* BEGIN EXTRACT TO READ *

Vendor contracts run the gamut from goods to services and typically everything from day-to-day operations to one-time activities and events. This post explains five of the most common types of vendor contracts.

1.  Fixed Price Contract

The buyer and seller agree to one fixed price for a well-defined product regardless of possible overruns, delays, market fluctuations, or other factors that might impact the cost or value of the product. Typically used for low-risk situations with well-established vendors. 

2.  Time and Materials Contract

The buyer and seller agree to a specific hourly rate and timeframe. Typically used with third-party vendors, consultants, freelancers, and other outside contractors.

* END EXTRACT TO READ *

_STATED GOAL 1:_
According to the vendor contracts text, in what situations is a fixed price contract typically used?
_STATED GOAL 2:_
Pick up the text on vendor contract types after its last sentence and carry it forward.

* BEGIN STORED ROWS *

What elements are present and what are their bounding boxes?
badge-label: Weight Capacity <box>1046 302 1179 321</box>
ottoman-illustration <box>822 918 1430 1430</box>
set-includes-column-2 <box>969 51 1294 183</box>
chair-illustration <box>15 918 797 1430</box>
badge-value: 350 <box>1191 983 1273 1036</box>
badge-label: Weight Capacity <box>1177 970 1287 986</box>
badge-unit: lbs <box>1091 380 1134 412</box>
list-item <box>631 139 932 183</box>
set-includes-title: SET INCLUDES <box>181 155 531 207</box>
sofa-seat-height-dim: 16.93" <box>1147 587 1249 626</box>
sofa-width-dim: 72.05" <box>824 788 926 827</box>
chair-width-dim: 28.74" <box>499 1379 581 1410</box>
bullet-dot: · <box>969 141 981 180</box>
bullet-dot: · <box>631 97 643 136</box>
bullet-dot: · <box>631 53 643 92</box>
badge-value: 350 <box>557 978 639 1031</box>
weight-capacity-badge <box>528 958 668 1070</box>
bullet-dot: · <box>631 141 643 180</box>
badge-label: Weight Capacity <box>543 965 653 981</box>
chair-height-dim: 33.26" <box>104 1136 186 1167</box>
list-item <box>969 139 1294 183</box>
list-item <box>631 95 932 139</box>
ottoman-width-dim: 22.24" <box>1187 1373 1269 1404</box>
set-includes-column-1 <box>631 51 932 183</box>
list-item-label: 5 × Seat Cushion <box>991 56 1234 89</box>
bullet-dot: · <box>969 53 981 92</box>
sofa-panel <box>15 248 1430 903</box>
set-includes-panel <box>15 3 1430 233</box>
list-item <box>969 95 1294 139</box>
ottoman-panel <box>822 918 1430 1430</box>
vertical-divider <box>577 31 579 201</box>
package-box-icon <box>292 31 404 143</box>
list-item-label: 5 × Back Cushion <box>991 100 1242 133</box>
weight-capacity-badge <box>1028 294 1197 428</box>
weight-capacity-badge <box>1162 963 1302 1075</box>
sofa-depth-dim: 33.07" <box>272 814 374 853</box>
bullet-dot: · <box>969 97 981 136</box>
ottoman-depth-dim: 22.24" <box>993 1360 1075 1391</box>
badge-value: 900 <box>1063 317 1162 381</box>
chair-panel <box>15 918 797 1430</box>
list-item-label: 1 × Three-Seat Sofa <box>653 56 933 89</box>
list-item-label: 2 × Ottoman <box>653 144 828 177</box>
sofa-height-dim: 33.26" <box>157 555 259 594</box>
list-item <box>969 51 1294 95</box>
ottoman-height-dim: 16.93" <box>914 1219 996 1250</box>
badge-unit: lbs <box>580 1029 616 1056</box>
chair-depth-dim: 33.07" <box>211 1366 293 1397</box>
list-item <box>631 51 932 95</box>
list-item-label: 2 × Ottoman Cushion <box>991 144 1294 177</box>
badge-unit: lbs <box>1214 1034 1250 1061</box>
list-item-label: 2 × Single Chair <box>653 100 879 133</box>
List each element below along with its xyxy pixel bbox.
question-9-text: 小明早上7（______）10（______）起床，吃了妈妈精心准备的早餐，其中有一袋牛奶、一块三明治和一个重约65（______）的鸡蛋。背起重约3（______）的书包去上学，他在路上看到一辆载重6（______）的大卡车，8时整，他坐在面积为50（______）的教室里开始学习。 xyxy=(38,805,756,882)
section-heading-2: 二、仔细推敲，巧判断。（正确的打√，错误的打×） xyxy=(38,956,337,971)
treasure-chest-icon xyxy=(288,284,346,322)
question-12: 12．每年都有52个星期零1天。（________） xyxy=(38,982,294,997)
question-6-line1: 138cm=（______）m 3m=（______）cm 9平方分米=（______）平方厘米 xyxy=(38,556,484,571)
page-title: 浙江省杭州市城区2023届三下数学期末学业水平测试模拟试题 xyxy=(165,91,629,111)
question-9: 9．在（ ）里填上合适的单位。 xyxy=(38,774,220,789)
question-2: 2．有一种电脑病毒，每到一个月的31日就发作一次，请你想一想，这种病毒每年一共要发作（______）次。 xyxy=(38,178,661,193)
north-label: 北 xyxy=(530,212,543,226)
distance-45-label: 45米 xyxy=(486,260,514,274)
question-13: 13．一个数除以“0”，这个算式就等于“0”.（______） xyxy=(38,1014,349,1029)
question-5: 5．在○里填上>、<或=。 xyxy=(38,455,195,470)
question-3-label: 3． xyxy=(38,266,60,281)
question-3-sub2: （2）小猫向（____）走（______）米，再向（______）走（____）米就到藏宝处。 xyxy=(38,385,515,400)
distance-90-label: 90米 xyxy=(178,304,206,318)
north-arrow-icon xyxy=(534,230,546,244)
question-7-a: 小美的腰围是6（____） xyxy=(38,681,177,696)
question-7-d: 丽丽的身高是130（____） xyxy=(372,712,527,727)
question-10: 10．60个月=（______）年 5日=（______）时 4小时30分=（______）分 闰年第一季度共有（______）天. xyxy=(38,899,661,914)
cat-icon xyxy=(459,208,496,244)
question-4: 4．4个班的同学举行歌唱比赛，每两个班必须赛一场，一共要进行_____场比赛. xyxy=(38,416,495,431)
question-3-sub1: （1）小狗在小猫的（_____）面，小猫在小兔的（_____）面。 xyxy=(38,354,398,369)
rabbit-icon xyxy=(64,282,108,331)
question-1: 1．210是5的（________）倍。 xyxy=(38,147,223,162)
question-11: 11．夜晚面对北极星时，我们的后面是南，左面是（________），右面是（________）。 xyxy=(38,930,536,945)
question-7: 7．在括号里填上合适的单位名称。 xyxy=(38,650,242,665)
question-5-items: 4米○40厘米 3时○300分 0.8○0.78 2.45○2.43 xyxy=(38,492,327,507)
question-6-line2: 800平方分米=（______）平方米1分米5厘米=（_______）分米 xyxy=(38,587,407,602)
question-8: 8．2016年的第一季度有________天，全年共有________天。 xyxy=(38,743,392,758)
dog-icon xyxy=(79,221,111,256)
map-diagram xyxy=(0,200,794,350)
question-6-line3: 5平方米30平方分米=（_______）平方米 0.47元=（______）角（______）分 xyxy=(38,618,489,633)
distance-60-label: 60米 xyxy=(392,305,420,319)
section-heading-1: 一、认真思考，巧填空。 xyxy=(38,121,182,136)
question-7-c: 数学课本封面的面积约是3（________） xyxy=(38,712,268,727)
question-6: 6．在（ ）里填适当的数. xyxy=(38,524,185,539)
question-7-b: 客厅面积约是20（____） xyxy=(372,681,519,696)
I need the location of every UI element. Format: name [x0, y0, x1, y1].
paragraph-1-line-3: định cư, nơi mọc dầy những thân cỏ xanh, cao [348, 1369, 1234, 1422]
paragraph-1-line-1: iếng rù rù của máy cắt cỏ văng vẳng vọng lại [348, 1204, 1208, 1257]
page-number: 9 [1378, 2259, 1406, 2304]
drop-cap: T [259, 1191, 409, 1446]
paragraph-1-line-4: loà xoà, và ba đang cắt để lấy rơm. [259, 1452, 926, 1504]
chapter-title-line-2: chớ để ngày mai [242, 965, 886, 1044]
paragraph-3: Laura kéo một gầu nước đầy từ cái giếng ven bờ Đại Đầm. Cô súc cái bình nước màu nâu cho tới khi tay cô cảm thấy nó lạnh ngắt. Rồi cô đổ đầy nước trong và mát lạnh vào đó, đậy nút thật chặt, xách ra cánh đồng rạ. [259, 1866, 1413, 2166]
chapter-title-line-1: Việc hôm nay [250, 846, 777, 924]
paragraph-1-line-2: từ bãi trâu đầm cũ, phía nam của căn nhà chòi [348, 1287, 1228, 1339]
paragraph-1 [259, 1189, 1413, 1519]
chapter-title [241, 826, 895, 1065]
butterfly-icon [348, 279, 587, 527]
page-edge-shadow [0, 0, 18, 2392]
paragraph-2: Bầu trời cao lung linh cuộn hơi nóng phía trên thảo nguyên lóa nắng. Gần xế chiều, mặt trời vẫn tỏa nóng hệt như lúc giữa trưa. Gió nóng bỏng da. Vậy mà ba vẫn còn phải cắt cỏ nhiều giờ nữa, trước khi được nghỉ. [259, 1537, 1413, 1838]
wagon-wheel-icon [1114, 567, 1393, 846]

* END STORED ROWS *

_WRITTEN REPLY 1:_
Low-risk situations with well-established vendors.

_WRITTEN REPLY 2:_
3.  Indefinite Delivery Contract

The buyer and seller agree to a flexible contract with an undefined quantity of goods, or alternatively, an undefined time of service. Instead of very specific deliverables, a range is used to identify the minimum and maximum expectations. Typically used when multiple projects are worked on simultaneously with a master agreement that defines the overall project. 

4.  Distribution Agreement

An agreement between a distributor and the vendor that includes how, when, and where a product will be distributed. Distribution Agreements give a distributor the right to sell and usually profit from the vendor’s products. Typically these agreements also outline if the distribution relationship is exclusive or non-exclusive.